(Dataset rows about figures)

───

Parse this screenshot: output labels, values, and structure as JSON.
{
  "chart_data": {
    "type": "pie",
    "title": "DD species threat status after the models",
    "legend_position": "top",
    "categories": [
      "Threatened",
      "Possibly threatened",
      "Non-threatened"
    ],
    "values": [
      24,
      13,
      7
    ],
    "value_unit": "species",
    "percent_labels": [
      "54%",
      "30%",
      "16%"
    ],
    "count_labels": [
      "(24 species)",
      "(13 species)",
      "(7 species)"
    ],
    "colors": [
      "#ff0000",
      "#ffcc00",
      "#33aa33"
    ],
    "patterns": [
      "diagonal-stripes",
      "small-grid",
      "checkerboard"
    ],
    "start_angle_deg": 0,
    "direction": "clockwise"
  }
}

───

DIRECTIVE — All of the data needs to be reproduced exactly, with no line missing.

FULL SOLUTION —
Parse this screenshot: output labels, values, and structure as JSON.
{
  "chart_data": {
    "type": "pie",
    "title": "DD species threat status after the models",
    "legend_position": "top",
    "categories": [
      "Threatened",
      "Possibly threatened",
      "Non-threatened"
    ],
    "values": [
      24,
      13,
      7
    ],
    "value_unit": "species",
    "percent_labels": [
      "54%",
      "30%",
      "16%"
    ],
    "count_labels": [
      "(24 species)",
      "(13 species)",
      "(7 species)"
    ],
    "colors": [
      "#ff0000",
      "#ffcc00",
      "#33aa33"
    ],
    "patterns": [
      "diagonal-stripes",
      "small-grid",
      "checkerboard"
    ],
    "start_angle_deg": 0,
    "direction": "clockwise"
  }
}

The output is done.